- _Exercise goal_: Return the records, each one exactly as written.

(Entries with figure data)
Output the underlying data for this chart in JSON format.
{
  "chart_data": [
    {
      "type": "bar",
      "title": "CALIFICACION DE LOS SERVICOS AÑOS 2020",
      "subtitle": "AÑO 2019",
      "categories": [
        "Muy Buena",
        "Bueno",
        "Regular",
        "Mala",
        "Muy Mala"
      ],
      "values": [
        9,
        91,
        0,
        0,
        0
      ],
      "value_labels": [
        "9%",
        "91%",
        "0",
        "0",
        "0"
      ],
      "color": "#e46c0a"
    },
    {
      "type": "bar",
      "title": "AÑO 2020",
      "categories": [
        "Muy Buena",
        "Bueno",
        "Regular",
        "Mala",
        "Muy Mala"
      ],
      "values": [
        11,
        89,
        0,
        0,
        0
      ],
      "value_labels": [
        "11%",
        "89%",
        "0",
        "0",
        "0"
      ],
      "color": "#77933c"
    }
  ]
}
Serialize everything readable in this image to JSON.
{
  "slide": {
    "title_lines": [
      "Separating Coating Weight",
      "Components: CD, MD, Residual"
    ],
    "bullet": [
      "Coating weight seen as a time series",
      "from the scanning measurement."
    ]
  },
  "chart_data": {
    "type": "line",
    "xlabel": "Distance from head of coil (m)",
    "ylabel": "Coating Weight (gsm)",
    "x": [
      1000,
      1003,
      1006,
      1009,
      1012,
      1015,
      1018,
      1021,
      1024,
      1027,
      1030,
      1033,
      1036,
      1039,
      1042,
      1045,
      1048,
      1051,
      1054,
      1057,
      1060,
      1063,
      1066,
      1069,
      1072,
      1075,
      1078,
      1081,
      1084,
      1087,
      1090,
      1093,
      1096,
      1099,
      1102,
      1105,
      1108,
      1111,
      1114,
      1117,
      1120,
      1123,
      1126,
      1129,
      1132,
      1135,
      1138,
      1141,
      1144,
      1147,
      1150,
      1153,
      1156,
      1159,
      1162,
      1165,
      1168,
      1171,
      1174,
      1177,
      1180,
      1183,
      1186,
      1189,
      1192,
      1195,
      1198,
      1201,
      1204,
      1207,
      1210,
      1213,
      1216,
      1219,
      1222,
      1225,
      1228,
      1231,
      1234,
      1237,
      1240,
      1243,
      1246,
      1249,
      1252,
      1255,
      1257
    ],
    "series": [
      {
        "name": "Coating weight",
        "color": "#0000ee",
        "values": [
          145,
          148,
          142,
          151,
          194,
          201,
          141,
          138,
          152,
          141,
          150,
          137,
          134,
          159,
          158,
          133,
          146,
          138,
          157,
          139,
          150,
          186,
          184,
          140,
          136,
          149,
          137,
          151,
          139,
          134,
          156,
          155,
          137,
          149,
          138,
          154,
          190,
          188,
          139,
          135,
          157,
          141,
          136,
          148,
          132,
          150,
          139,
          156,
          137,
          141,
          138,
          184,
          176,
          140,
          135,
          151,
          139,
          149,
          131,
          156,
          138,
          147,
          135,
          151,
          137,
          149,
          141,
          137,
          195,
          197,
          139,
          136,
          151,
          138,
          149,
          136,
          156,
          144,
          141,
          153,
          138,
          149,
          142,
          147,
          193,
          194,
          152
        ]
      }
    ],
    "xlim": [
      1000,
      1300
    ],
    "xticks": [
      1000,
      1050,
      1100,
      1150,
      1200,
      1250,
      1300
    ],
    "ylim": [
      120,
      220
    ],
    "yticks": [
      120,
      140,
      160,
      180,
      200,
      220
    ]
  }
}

- _Full response_:
Output the underlying data for this chart in JSON format.
{
  "chart_data": [
    {
      "type": "bar",
      "title": "CALIFICACION DE LOS SERVICOS AÑOS 2020",
      "subtitle": "AÑO 2019",
      "categories": [
        "Muy Buena",
        "Bueno",
        "Regular",
        "Mala",
        "Muy Mala"
      ],
      "values": [
        9,
        91,
        0,
        0,
        0
      ],
      "value_labels": [
        "9%",
        "91%",
        "0",
        "0",
        "0"
      ],
      "color": "#e46c0a"
    },
    {
      "type": "bar",
      "title": "AÑO 2020",
      "categories": [
        "Muy Buena",
        "Bueno",
        "Regular",
        "Mala",
        "Muy Mala"
      ],
      "values": [
        11,
        89,
        0,
        0,
        0
      ],
      "value_labels": [
        "11%",
        "89%",
        "0",
        "0",
        "0"
      ],
      "color": "#77933c"
    }
  ]
}
Serialize everything readable in this image to JSON.
{
  "slide": {
    "title_lines": [
      "Separating Coating Weight",
      "Components: CD, MD, Residual"
    ],
    "bullet": [
      "Coating weight seen as a time series",
      "from the scanning measurement."
    ]
  },
  "chart_data": {
    "type": "line",
    "xlabel": "Distance from head of coil (m)",
    "ylabel": "Coating Weight (gsm)",
    "x": [
      1000,
      1003,
      1006,
      1009,
      1012,
      1015,
      1018,
      1021,
      1024,
      1027,
      1030,
      1033,
      1036,
      1039,
      1042,
      1045,
      1048,
      1051,
      1054,
      1057,
      1060,
      1063,
      1066,
      1069,
      1072,
      1075,
      1078,
      1081,
      1084,
      1087,
      1090,
      1093,
      1096,
      1099,
      1102,
      1105,
      1108,
      1111,
      1114,
      1117,
      1120,
      1123,
      1126,
      1129,
      1132,
      1135,
      1138,
      1141,
      1144,
      1147,
      1150,
      1153,
      1156,
      1159,
      1162,
      1165,
      1168,
      1171,
      1174,
      1177,
      1180,
      1183,
      1186,
      1189,
      1192,
      1195,
      1198,
      1201,
      1204,
      1207,
      1210,
      1213,
      1216,
      1219,
      1222,
      1225,
      1228,
      1231,
      1234,
      1237,
      1240,
      1243,
      1246,
      1249,
      1252,
      1255,
      1257
    ],
    "series": [
      {
        "name": "Coating weight",
        "color": "#0000ee",
        "values": [
          145,
          148,
          142,
          151,
          194,
          201,
          141,
          138,
          152,
          141,
          150,
          137,
          134,
          159,
          158,
          133,
          146,
          138,
          157,
          139,
          150,
          186,
          184,
          140,
          136,
          149,
          137,
          151,
          139,
          134,
          156,
          155,
          137,
          149,
          138,
          154,
          190,
          188,
          139,
          135,
          157,
          141,
          136,
          148,
          132,
          150,
          139,
          156,
          137,
          141,
          138,
          184,
          176,
          140,
          135,
          151,
          139,
          149,
          131,
          156,
          138,
          147,
          135,
          151,
          137,
          149,
          141,
          137,
          195,
          197,
          139,
          136,
          151,
          138,
          149,
          136,
          156,
          144,
          141,
          153,
          138,
          149,
          142,
          147,
          193,
          194,
          152
        ]
      }
    ],
    "xlim": [
      1000,
      1300
    ],
    "xticks": [
      1000,
      1050,
      1100,
      1150,
      1200,
      1250,
      1300
    ],
    "ylim": [
      120,
      220
    ],
    "yticks": [
      120,
      140,
      160,
      180,
      200,
      220
    ]
  }
}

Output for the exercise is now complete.